▶ Exercise
Set down all of the data that follows word for word, without the images.

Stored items
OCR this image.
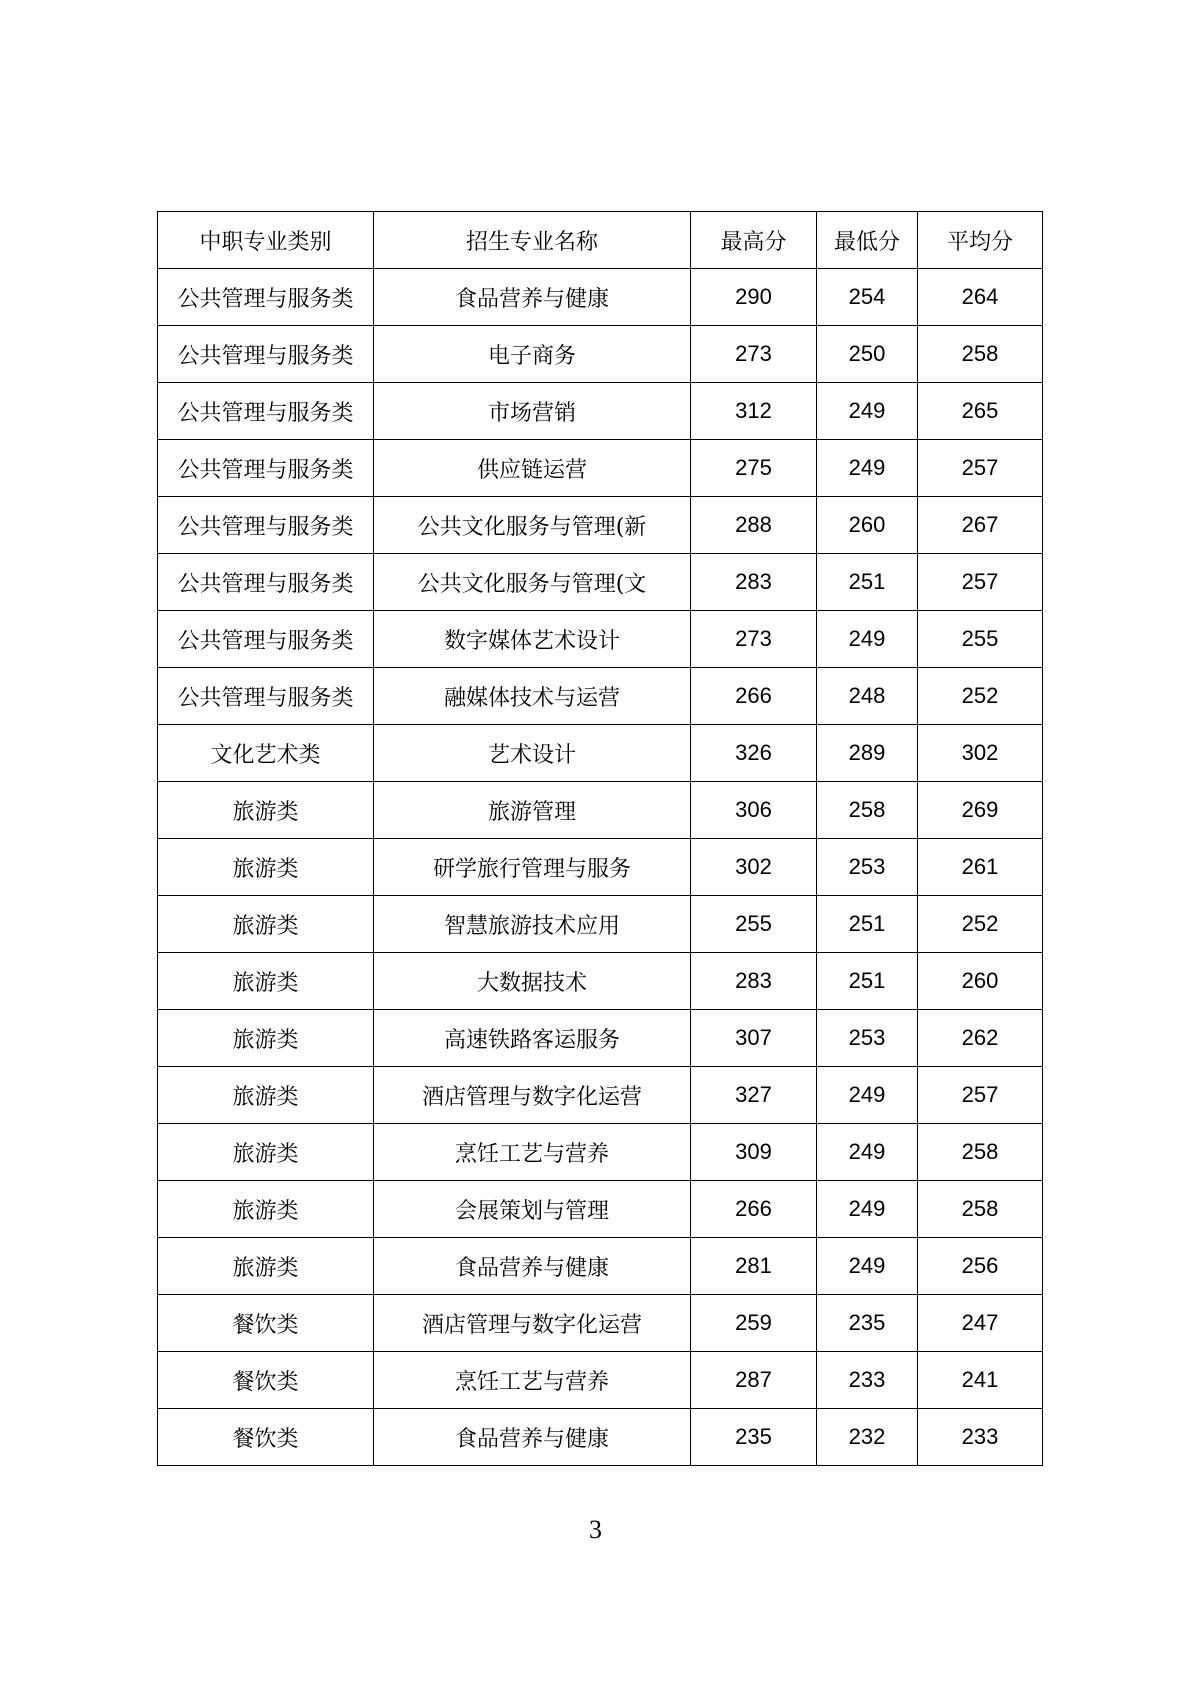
中职专业类别	招生专业名称	最高分	最低分	平均分
公共管理与服务类	食品营养与健康	290	254	264
公共管理与服务类	电子商务	273	250	258
公共管理与服务类	市场营销	312	249	265
公共管理与服务类	供应链运营	275	249	257
公共管理与服务类	公共文化服务与管理(新	288	260	267
公共管理与服务类	公共文化服务与管理(文	283	251	257
公共管理与服务类	数字媒体艺术设计	273	249	255
公共管理与服务类	融媒体技术与运营	266	248	252
文化艺术类	艺术设计	326	289	302
旅游类	旅游管理	306	258	269
旅游类	研学旅行管理与服务	302	253	261
旅游类	智慧旅游技术应用	255	251	252
旅游类	大数据技术	283	251	260
旅游类	高速铁路客运服务	307	253	262
旅游类	酒店管理与数字化运营	327	249	257
旅游类	烹饪工艺与营养	309	249	258
旅游类	会展策划与管理	266	249	258
旅游类	食品营养与健康	281	249	256
餐饮类	酒店管理与数字化运营	259	235	247
餐饮类	烹饪工艺与营养	287	233	241
餐饮类	食品营养与健康	235	232	233
3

▶ Answer to the problem
OCR this image.
中职专业类别	招生专业名称	最高分	最低分	平均分
公共管理与服务类	食品营养与健康	290	254	264
公共管理与服务类	电子商务	273	250	258
公共管理与服务类	市场营销	312	249	265
公共管理与服务类	供应链运营	275	249	257
公共管理与服务类	公共文化服务与管理(新	288	260	267
公共管理与服务类	公共文化服务与管理(文	283	251	257
公共管理与服务类	数字媒体艺术设计	273	249	255
公共管理与服务类	融媒体技术与运营	266	248	252
文化艺术类	艺术设计	326	289	302
旅游类	旅游管理	306	258	269
旅游类	研学旅行管理与服务	302	253	261
旅游类	智慧旅游技术应用	255	251	252
旅游类	大数据技术	283	251	260
旅游类	高速铁路客运服务	307	253	262
旅游类	酒店管理与数字化运营	327	249	257
旅游类	烹饪工艺与营养	309	249	258
旅游类	会展策划与管理	266	249	258
旅游类	食品营养与健康	281	249	256
餐饮类	酒店管理与数字化运营	259	235	247
餐饮类	烹饪工艺与营养	287	233	241
餐饮类	食品营养与健康	235	232	233
3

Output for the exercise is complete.